>>>>>
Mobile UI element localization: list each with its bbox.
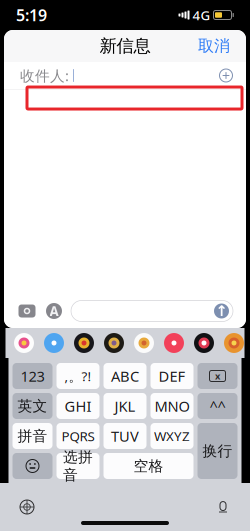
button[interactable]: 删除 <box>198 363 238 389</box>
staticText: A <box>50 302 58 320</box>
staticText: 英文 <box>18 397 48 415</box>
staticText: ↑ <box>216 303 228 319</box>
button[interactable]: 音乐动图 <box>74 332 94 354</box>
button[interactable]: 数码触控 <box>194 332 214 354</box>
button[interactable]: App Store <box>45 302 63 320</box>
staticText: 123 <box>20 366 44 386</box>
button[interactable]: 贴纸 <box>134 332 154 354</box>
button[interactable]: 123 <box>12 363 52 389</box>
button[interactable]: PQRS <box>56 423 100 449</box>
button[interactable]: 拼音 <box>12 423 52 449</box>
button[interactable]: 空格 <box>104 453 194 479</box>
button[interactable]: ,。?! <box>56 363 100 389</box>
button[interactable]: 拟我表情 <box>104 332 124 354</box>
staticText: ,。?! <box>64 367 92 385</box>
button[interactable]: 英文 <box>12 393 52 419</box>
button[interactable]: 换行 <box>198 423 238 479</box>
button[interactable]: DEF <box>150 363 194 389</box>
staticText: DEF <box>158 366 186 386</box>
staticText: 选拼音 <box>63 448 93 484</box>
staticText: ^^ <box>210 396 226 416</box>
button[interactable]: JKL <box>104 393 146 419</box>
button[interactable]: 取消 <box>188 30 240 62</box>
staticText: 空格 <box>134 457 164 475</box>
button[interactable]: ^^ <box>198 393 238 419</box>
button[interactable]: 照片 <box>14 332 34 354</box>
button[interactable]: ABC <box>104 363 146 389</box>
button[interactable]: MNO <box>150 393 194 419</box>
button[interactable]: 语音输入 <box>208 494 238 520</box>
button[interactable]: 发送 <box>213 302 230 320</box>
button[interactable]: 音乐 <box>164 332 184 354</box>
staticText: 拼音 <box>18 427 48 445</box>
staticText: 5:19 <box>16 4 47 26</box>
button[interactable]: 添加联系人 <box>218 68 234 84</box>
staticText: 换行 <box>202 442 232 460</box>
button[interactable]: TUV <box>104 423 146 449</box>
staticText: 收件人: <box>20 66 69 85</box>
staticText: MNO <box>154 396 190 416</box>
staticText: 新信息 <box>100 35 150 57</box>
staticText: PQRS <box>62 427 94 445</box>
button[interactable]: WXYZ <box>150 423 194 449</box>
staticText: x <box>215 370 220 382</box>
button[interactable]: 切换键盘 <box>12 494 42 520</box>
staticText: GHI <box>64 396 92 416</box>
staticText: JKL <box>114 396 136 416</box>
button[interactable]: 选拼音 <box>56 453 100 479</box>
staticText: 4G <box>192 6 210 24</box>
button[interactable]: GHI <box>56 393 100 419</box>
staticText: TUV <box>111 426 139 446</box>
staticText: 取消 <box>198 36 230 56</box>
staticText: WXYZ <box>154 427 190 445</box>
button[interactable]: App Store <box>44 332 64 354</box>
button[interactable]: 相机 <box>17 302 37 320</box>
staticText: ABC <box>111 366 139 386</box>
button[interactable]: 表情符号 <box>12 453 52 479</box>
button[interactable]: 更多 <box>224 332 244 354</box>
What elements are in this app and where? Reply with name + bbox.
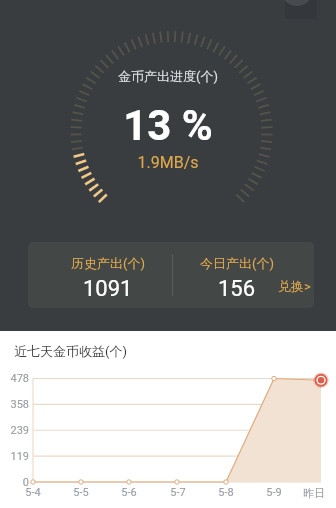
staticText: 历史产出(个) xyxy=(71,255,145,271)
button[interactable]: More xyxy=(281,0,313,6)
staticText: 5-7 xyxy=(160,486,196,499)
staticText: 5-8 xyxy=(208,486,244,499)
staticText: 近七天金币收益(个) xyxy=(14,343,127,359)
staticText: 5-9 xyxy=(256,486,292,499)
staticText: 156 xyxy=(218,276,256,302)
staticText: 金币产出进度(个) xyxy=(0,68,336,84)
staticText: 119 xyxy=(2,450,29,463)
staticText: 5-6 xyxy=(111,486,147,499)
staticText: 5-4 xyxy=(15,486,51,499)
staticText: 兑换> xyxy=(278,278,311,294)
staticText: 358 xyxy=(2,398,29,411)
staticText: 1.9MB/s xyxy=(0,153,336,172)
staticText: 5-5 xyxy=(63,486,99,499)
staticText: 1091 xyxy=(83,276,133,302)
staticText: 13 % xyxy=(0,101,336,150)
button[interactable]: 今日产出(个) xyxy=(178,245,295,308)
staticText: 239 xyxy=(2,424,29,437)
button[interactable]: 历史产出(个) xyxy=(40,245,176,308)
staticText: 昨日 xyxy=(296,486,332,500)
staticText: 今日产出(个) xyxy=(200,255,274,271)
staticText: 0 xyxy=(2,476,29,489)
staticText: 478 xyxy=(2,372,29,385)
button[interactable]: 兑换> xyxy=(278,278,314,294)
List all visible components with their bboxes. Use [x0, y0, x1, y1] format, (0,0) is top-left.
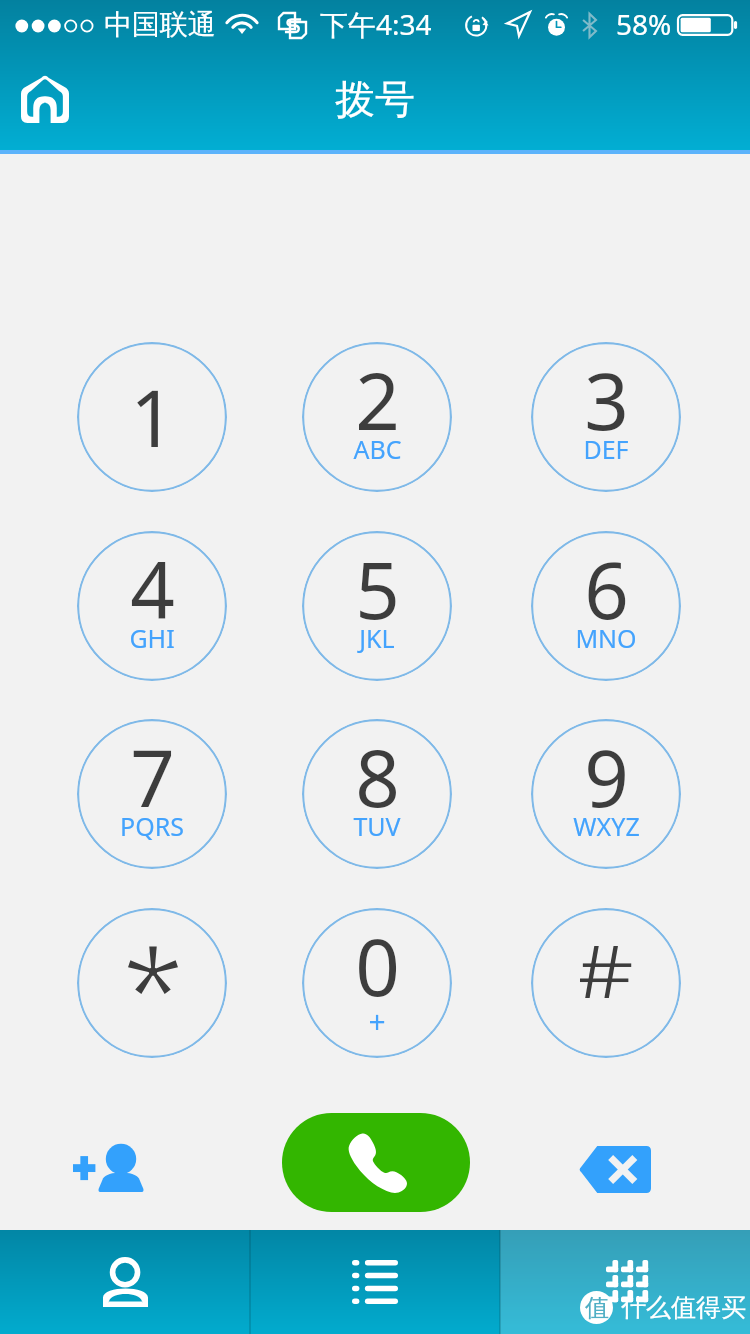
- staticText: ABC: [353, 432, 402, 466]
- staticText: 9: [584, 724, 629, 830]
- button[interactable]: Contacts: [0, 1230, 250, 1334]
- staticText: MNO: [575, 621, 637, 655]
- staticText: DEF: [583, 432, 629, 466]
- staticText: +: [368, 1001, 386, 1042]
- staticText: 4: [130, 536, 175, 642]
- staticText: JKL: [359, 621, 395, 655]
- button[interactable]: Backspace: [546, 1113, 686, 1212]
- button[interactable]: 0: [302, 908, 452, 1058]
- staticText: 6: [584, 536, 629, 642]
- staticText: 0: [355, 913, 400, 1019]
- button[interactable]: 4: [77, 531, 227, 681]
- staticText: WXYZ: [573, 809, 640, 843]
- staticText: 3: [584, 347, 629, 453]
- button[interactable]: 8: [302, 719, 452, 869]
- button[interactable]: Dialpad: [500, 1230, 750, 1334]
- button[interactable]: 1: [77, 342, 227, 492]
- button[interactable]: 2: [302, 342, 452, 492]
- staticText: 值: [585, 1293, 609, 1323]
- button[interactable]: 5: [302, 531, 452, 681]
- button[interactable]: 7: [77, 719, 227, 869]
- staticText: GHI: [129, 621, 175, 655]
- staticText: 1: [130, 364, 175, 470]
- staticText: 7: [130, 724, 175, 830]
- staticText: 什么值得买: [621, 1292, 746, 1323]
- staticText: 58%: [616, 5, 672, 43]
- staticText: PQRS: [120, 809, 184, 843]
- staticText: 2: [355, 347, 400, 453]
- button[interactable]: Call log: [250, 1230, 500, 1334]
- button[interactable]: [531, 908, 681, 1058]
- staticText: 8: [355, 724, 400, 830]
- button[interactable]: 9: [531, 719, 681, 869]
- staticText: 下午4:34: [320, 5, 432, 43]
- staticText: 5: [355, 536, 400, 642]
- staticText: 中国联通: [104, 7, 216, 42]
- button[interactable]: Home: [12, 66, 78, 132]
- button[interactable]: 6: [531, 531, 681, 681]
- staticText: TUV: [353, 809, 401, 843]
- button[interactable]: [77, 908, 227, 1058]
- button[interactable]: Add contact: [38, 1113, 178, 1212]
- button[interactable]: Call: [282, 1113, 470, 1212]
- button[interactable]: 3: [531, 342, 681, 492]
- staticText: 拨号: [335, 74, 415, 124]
<<<<<
>>>>>
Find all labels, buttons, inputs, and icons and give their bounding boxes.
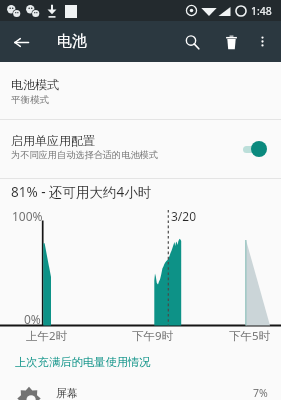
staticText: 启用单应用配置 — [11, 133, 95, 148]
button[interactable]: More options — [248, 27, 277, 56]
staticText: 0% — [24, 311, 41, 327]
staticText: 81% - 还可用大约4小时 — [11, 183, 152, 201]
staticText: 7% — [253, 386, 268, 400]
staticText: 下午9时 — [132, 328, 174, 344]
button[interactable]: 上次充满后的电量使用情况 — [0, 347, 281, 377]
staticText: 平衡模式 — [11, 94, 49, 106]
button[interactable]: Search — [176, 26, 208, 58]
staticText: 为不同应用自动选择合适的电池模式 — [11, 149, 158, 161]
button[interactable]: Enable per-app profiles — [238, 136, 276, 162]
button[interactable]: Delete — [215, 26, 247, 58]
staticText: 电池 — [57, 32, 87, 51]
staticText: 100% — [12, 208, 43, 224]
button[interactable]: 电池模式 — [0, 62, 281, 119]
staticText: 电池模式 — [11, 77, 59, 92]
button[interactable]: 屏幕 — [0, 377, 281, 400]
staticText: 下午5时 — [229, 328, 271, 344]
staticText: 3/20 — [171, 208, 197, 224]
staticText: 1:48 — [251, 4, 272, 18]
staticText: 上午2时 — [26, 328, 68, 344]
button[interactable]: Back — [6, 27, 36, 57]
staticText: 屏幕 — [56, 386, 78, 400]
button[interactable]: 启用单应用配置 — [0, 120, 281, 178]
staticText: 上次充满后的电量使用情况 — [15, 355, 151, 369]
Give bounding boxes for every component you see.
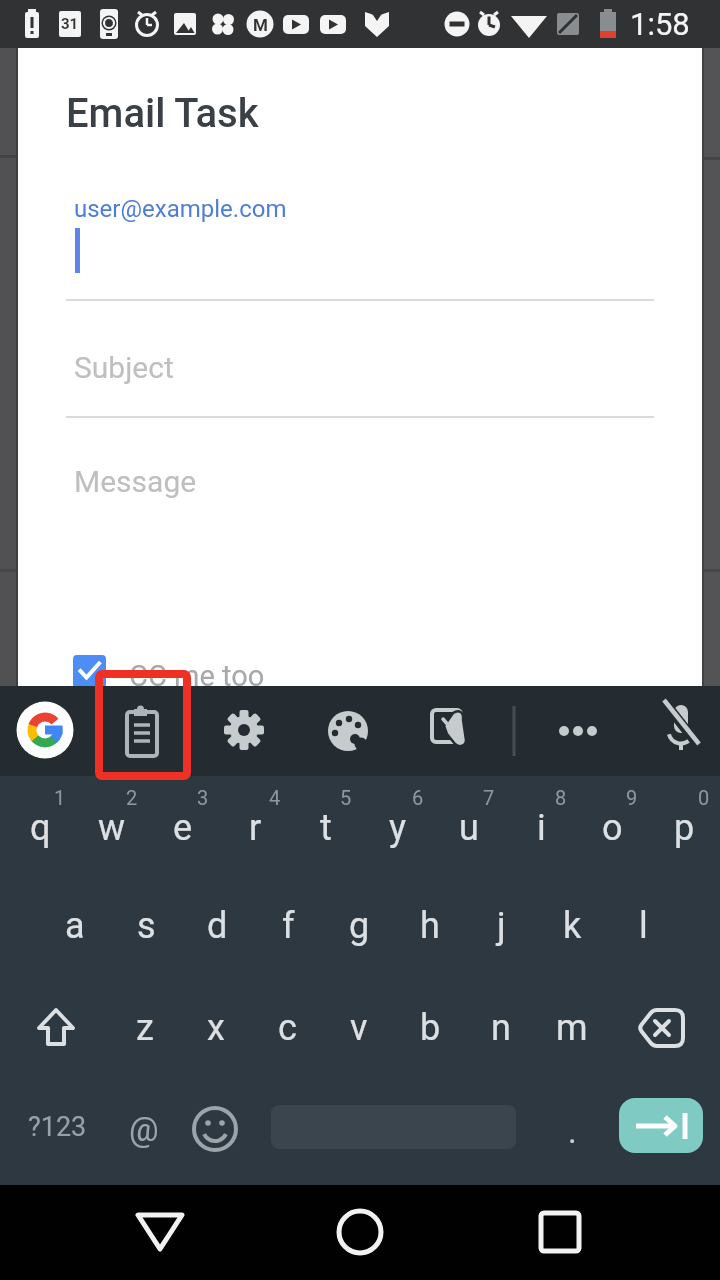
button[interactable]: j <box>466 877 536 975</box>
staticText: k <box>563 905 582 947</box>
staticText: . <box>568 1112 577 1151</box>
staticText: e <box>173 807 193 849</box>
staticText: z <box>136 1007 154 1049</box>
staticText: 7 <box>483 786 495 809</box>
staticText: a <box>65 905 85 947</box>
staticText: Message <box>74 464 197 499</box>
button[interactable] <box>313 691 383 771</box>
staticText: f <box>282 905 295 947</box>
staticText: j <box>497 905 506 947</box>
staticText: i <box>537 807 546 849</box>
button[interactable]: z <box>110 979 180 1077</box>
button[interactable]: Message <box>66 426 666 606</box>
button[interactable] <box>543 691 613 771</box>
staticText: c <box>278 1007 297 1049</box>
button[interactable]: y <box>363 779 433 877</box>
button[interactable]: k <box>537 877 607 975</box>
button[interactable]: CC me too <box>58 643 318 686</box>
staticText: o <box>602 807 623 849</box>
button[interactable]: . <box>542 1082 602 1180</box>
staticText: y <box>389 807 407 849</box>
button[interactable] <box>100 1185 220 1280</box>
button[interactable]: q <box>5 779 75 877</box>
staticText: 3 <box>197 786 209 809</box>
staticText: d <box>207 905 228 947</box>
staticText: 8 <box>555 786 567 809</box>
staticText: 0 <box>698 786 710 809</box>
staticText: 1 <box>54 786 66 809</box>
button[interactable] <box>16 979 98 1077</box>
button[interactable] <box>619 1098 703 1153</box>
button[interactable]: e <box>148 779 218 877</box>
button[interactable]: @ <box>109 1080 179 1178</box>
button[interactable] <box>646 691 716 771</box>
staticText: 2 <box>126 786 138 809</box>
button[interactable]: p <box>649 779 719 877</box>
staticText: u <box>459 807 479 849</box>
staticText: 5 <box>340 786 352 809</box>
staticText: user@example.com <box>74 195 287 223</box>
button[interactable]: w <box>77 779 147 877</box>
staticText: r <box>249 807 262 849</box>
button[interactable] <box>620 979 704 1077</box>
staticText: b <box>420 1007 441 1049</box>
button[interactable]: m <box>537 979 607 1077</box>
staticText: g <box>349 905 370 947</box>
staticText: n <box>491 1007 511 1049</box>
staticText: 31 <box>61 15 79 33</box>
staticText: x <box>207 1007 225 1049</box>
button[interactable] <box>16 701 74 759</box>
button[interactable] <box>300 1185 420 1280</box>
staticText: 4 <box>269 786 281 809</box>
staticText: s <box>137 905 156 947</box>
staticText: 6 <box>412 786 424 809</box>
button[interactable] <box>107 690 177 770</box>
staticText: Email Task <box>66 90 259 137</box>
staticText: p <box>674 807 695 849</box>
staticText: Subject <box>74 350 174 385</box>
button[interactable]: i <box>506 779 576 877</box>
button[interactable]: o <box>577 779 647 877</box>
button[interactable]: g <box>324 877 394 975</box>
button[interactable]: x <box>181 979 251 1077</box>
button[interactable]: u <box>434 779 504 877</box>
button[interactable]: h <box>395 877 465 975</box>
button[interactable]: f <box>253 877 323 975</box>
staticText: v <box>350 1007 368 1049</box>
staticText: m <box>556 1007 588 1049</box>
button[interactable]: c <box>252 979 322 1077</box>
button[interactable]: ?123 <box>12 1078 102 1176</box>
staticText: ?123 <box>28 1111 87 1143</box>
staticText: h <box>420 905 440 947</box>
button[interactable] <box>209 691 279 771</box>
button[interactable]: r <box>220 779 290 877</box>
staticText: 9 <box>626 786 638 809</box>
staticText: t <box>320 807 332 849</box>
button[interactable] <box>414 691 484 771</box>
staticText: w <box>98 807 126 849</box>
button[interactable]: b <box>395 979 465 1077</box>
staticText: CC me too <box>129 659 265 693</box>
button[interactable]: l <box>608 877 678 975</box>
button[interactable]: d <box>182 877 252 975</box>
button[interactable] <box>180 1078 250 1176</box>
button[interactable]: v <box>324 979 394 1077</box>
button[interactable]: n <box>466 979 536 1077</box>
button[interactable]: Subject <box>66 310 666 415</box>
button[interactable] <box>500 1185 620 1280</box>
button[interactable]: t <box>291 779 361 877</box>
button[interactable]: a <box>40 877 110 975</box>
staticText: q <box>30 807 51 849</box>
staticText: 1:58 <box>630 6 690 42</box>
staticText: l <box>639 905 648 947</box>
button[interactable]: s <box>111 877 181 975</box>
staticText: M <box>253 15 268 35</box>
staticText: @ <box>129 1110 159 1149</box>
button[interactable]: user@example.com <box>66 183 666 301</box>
<<<<<
## Problem statement
Copy out the listing lines unchanged, beginning with the line that contains "staticText: 启用单应用配置 — [11, 133, 95, 148]" and stopping after the line that contains "Give bounding boxes".

## Solution for this problem
staticText: 启用单应用配置 — [11, 133, 95, 148]
button[interactable]: More options — [248, 27, 277, 56]
staticText: 0% — [24, 311, 41, 327]
staticText: 81% - 还可用大约4小时 — [11, 183, 152, 201]
staticText: 7% — [253, 386, 268, 400]
staticText: 下午9时 — [132, 328, 174, 344]
button[interactable]: 上次充满后的电量使用情况 — [0, 347, 281, 377]
staticText: 平衡模式 — [11, 94, 49, 106]
button[interactable]: Search — [176, 26, 208, 58]
staticText: 为不同应用自动选择合适的电池模式 — [11, 149, 158, 161]
button[interactable]: Enable per-app profiles — [238, 136, 276, 162]
button[interactable]: Delete — [215, 26, 247, 58]
staticText: 电池 — [57, 32, 87, 51]
staticText: 100% — [12, 208, 43, 224]
button[interactable]: 电池模式 — [0, 62, 281, 119]
staticText: 电池模式 — [11, 77, 59, 92]
button[interactable]: 屏幕 — [0, 377, 281, 400]
staticText: 下午5时 — [229, 328, 271, 344]
staticText: 3/20 — [171, 208, 197, 224]
staticText: 1:48 — [251, 4, 272, 18]
staticText: 上午2时 — [26, 328, 68, 344]
button[interactable]: Back — [6, 27, 36, 57]
staticText: 屏幕 — [56, 386, 78, 400]
button[interactable]: 启用单应用配置 — [0, 120, 281, 178]
staticText: 上次充满后的电量使用情况 — [15, 355, 151, 369]
Give bounding boxes for every component you see.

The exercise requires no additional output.